- Problem -
From the listing below, select every line where the word "vegetables" appears.

──────── Task input ────────

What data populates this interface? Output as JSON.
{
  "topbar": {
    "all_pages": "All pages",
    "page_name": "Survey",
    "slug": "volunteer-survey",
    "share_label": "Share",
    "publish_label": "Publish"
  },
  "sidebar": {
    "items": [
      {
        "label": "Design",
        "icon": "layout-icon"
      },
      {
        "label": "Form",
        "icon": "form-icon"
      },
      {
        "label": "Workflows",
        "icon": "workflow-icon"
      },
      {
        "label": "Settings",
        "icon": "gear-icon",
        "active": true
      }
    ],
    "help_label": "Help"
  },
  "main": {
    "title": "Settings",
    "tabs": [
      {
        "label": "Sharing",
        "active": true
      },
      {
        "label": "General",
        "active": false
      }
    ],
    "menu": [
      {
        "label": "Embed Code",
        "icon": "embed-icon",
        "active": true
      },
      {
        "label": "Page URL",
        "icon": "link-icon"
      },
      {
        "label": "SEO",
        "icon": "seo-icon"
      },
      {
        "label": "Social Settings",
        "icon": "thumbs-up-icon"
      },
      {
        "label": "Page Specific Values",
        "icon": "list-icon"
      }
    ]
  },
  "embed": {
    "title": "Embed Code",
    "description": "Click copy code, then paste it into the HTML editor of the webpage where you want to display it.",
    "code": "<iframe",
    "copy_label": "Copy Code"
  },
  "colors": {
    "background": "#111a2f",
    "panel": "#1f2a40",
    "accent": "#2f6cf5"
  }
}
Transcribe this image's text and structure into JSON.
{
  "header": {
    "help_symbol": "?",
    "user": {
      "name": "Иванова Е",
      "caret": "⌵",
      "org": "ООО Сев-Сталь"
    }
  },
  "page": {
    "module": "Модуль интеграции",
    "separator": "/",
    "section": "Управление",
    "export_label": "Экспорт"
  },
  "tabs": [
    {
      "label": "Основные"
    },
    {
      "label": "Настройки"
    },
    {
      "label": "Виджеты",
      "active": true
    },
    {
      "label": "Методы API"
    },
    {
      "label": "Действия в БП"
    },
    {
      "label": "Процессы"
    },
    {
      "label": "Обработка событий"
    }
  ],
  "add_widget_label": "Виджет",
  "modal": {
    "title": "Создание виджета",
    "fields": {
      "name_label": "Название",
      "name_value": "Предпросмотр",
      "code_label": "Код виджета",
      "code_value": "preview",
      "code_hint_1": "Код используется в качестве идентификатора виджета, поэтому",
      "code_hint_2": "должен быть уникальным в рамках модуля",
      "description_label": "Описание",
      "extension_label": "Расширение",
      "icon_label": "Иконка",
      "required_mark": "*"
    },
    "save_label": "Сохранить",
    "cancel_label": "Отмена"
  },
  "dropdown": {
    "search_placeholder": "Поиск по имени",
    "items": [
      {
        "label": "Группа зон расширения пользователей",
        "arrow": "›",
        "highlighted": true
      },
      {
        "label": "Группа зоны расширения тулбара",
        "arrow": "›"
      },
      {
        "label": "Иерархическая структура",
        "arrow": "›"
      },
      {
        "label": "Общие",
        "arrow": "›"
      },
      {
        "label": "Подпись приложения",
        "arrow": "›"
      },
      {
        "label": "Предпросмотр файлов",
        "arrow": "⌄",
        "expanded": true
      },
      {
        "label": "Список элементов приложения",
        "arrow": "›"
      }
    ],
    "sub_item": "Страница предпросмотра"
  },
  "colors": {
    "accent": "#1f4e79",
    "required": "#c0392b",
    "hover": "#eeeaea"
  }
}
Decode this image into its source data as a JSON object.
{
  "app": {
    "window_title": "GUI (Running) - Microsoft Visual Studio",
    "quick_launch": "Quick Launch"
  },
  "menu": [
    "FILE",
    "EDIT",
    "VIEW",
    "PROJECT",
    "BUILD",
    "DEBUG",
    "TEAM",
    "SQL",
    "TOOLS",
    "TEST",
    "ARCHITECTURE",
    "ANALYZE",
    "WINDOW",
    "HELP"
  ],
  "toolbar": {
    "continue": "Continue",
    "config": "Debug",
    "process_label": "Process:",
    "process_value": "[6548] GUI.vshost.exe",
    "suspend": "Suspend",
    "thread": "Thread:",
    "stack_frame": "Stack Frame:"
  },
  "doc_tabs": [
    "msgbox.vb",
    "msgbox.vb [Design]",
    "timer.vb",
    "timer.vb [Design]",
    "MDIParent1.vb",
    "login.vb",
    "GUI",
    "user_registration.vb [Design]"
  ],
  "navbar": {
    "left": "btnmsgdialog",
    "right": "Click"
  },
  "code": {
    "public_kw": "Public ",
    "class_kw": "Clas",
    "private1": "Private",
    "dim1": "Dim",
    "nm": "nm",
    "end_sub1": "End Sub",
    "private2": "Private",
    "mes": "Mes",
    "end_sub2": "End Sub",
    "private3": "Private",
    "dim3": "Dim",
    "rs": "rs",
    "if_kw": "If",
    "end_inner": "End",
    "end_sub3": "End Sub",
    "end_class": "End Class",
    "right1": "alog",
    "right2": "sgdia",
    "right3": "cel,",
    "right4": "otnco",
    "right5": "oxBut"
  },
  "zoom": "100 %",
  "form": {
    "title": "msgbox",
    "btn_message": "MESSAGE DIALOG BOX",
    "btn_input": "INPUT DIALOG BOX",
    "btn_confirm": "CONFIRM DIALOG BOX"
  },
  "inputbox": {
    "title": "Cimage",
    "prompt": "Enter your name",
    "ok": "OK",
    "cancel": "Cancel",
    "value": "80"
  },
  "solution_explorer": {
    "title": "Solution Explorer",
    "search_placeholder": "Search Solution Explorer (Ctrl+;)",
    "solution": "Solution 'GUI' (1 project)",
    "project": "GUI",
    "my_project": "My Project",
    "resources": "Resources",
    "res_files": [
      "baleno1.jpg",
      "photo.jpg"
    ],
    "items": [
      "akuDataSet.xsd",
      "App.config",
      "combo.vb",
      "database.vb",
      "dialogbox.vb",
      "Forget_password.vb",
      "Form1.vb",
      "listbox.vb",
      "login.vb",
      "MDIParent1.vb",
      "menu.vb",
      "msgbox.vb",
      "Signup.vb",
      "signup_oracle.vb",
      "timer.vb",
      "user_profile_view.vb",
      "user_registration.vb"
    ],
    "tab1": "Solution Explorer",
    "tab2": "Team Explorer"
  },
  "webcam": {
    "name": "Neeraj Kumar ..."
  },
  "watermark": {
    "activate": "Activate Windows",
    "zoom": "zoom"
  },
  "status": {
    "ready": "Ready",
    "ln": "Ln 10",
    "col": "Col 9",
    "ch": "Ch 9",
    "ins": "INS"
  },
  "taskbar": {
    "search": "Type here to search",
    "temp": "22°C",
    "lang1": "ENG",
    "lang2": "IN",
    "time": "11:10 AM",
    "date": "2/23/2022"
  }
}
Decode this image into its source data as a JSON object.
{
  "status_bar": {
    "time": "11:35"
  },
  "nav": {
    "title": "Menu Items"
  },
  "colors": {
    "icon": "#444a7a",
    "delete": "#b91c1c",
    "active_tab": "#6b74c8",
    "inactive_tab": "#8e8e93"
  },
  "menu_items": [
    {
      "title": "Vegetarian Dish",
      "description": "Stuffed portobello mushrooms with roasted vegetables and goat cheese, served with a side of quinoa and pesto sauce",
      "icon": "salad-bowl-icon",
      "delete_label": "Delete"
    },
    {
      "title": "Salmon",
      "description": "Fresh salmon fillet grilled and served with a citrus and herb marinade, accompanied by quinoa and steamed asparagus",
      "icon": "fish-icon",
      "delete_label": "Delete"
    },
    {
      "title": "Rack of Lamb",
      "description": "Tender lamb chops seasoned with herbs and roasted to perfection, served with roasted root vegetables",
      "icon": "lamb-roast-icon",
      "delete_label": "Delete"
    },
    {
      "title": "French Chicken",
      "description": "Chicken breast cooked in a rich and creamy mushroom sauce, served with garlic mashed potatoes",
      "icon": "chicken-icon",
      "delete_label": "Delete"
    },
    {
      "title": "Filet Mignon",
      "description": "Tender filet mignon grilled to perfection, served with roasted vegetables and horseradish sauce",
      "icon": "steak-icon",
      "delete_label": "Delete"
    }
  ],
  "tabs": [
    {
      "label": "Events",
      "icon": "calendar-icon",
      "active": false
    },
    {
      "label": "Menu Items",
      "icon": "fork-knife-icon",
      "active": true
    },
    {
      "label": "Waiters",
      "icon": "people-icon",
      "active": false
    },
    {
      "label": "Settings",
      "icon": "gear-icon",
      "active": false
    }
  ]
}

────────

- Task solution -
      "description": "Stuffed portobello mushrooms with roasted vegetables and goat cheese, served with a side of quinoa and pesto sauce",
      "description": "Tender lamb chops seasoned with herbs and roasted to perfection, served with roasted root vegetables",
      "description": "Tender filet mignon grilled to perfection, served with roasted vegetables and horseradish sauce",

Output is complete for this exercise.